## Problem details
Could every line of the data be printed exactly as it reads?

## Provided records

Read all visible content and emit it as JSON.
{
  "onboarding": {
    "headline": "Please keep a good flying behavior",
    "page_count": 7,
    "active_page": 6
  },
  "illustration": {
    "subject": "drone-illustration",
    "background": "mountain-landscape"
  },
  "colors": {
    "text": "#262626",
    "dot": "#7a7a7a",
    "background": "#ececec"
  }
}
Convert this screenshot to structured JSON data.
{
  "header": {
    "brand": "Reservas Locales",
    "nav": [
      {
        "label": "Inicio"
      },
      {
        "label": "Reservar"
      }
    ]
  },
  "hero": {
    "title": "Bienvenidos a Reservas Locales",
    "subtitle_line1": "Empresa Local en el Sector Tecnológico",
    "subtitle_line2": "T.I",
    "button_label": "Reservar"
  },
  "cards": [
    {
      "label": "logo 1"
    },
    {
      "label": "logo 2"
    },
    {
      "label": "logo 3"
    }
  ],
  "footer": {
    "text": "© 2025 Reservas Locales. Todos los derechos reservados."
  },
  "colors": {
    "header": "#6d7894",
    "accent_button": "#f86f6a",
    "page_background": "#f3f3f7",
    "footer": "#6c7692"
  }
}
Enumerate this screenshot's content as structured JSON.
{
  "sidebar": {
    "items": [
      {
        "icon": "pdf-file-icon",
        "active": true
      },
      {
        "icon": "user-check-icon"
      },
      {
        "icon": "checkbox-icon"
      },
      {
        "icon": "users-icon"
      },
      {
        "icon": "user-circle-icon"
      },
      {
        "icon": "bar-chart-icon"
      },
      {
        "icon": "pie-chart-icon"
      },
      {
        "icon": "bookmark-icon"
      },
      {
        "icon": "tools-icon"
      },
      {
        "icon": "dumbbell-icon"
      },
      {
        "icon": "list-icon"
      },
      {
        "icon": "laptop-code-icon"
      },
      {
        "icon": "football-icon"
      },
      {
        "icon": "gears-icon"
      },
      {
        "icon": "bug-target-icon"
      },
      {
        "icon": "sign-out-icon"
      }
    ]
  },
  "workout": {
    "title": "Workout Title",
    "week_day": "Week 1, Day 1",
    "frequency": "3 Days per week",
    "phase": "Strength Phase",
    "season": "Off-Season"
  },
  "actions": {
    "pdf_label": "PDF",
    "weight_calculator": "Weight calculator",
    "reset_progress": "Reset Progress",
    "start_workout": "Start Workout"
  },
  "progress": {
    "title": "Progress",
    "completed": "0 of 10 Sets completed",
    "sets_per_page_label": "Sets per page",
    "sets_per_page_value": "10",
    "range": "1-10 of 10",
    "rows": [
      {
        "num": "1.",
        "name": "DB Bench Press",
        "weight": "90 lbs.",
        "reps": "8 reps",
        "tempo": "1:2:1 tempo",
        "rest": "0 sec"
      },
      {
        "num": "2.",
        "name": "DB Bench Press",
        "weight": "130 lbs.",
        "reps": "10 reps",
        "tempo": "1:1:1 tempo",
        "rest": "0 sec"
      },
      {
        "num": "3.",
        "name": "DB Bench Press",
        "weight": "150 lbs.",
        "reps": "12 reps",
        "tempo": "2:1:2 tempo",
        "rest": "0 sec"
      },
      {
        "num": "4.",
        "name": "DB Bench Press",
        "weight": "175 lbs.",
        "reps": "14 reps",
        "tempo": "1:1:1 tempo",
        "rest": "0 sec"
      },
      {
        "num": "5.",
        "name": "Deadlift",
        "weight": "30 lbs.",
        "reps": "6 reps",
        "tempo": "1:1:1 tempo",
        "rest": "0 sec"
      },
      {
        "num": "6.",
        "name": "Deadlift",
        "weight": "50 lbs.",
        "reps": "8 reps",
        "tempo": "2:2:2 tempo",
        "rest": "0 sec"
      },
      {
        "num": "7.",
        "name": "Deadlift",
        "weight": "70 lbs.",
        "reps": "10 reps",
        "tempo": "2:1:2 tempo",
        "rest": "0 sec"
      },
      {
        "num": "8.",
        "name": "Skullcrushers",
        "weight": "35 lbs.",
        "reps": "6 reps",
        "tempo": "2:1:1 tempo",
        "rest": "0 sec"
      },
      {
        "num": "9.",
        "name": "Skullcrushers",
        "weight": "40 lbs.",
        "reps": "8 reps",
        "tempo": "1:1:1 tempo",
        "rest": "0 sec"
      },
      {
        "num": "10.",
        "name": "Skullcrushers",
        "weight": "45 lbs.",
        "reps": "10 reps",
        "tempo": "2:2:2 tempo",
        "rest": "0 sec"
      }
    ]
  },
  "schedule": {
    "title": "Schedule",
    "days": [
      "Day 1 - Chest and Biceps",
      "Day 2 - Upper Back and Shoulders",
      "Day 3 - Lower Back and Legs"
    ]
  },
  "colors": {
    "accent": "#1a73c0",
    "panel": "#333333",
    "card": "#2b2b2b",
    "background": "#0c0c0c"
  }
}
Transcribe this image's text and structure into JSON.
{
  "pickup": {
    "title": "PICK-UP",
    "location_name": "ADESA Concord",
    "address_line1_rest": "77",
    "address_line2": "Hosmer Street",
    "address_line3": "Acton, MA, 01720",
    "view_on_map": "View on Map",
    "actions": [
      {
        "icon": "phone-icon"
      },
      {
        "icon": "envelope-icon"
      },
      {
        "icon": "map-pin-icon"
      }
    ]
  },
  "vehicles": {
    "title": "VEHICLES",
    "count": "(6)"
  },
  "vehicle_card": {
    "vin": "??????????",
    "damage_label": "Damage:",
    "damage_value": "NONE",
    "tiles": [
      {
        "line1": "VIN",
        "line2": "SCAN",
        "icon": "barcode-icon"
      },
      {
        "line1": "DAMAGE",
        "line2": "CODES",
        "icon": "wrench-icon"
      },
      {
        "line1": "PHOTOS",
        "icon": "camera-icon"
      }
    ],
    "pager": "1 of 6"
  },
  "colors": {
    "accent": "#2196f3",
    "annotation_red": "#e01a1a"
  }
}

## Written answer
Read all visible content and emit it as JSON.
{
  "onboarding": {
    "headline": "Please keep a good flying behavior",
    "page_count": 7,
    "active_page": 6
  },
  "illustration": {
    "subject": "drone-illustration",
    "background": "mountain-landscape"
  },
  "colors": {
    "text": "#262626",
    "dot": "#7a7a7a",
    "background": "#ececec"
  }
}
Convert this screenshot to structured JSON data.
{
  "header": {
    "brand": "Reservas Locales",
    "nav": [
      {
        "label": "Inicio"
      },
      {
        "label": "Reservar"
      }
    ]
  },
  "hero": {
    "title": "Bienvenidos a Reservas Locales",
    "subtitle_line1": "Empresa Local en el Sector Tecnológico",
    "subtitle_line2": "T.I",
    "button_label": "Reservar"
  },
  "cards": [
    {
      "label": "logo 1"
    },
    {
      "label": "logo 2"
    },
    {
      "label": "logo 3"
    }
  ],
  "footer": {
    "text": "© 2025 Reservas Locales. Todos los derechos reservados."
  },
  "colors": {
    "header": "#6d7894",
    "accent_button": "#f86f6a",
    "page_background": "#f3f3f7",
    "footer": "#6c7692"
  }
}
Enumerate this screenshot's content as structured JSON.
{
  "sidebar": {
    "items": [
      {
        "icon": "pdf-file-icon",
        "active": true
      },
      {
        "icon": "user-check-icon"
      },
      {
        "icon": "checkbox-icon"
      },
      {
        "icon": "users-icon"
      },
      {
        "icon": "user-circle-icon"
      },
      {
        "icon": "bar-chart-icon"
      },
      {
        "icon": "pie-chart-icon"
      },
      {
        "icon": "bookmark-icon"
      },
      {
        "icon": "tools-icon"
      },
      {
        "icon": "dumbbell-icon"
      },
      {
        "icon": "list-icon"
      },
      {
        "icon": "laptop-code-icon"
      },
      {
        "icon": "football-icon"
      },
      {
        "icon": "gears-icon"
      },
      {
        "icon": "bug-target-icon"
      },
      {
        "icon": "sign-out-icon"
      }
    ]
  },
  "workout": {
    "title": "Workout Title",
    "week_day": "Week 1, Day 1",
    "frequency": "3 Days per week",
    "phase": "Strength Phase",
    "season": "Off-Season"
  },
  "actions": {
    "pdf_label": "PDF",
    "weight_calculator": "Weight calculator",
    "reset_progress": "Reset Progress",
    "start_workout": "Start Workout"
  },
  "progress": {
    "title": "Progress",
    "completed": "0 of 10 Sets completed",
    "sets_per_page_label": "Sets per page",
    "sets_per_page_value": "10",
    "range": "1-10 of 10",
    "rows": [
      {
        "num": "1.",
        "name": "DB Bench Press",
        "weight": "90 lbs.",
        "reps": "8 reps",
        "tempo": "1:2:1 tempo",
        "rest": "0 sec"
      },
      {
        "num": "2.",
        "name": "DB Bench Press",
        "weight": "130 lbs.",
        "reps": "10 reps",
        "tempo": "1:1:1 tempo",
        "rest": "0 sec"
      },
      {
        "num": "3.",
        "name": "DB Bench Press",
        "weight": "150 lbs.",
        "reps": "12 reps",
        "tempo": "2:1:2 tempo",
        "rest": "0 sec"
      },
      {
        "num": "4.",
        "name": "DB Bench Press",
        "weight": "175 lbs.",
        "reps": "14 reps",
        "tempo": "1:1:1 tempo",
        "rest": "0 sec"
      },
      {
        "num": "5.",
        "name": "Deadlift",
        "weight": "30 lbs.",
        "reps": "6 reps",
        "tempo": "1:1:1 tempo",
        "rest": "0 sec"
      },
      {
        "num": "6.",
        "name": "Deadlift",
        "weight": "50 lbs.",
        "reps": "8 reps",
        "tempo": "2:2:2 tempo",
        "rest": "0 sec"
      },
      {
        "num": "7.",
        "name": "Deadlift",
        "weight": "70 lbs.",
        "reps": "10 reps",
        "tempo": "2:1:2 tempo",
        "rest": "0 sec"
      },
      {
        "num": "8.",
        "name": "Skullcrushers",
        "weight": "35 lbs.",
        "reps": "6 reps",
        "tempo": "2:1:1 tempo",
        "rest": "0 sec"
      },
      {
        "num": "9.",
        "name": "Skullcrushers",
        "weight": "40 lbs.",
        "reps": "8 reps",
        "tempo": "1:1:1 tempo",
        "rest": "0 sec"
      },
      {
        "num": "10.",
        "name": "Skullcrushers",
        "weight": "45 lbs.",
        "reps": "10 reps",
        "tempo": "2:2:2 tempo",
        "rest": "0 sec"
      }
    ]
  },
  "schedule": {
    "title": "Schedule",
    "days": [
      "Day 1 - Chest and Biceps",
      "Day 2 - Upper Back and Shoulders",
      "Day 3 - Lower Back and Legs"
    ]
  },
  "colors": {
    "accent": "#1a73c0",
    "panel": "#333333",
    "card": "#2b2b2b",
    "background": "#0c0c0c"
  }
}
Transcribe this image's text and structure into JSON.
{
  "pickup": {
    "title": "PICK-UP",
    "location_name": "ADESA Concord",
    "address_line1_rest": "77",
    "address_line2": "Hosmer Street",
    "address_line3": "Acton, MA, 01720",
    "view_on_map": "View on Map",
    "actions": [
      {
        "icon": "phone-icon"
      },
      {
        "icon": "envelope-icon"
      },
      {
        "icon": "map-pin-icon"
      }
    ]
  },
  "vehicles": {
    "title": "VEHICLES",
    "count": "(6)"
  },
  "vehicle_card": {
    "vin": "??????????",
    "damage_label": "Damage:",
    "damage_value": "NONE",
    "tiles": [
      {
        "line1": "VIN",
        "line2": "SCAN",
        "icon": "barcode-icon"
      },
      {
        "line1": "DAMAGE",
        "line2": "CODES",
        "icon": "wrench-icon"
      },
      {
        "line1": "PHOTOS",
        "icon": "camera-icon"
      }
    ],
    "pager": "1 of 6"
  },
  "colors": {
    "accent": "#2196f3",
    "annotation_red": "#e01a1a"
  }
}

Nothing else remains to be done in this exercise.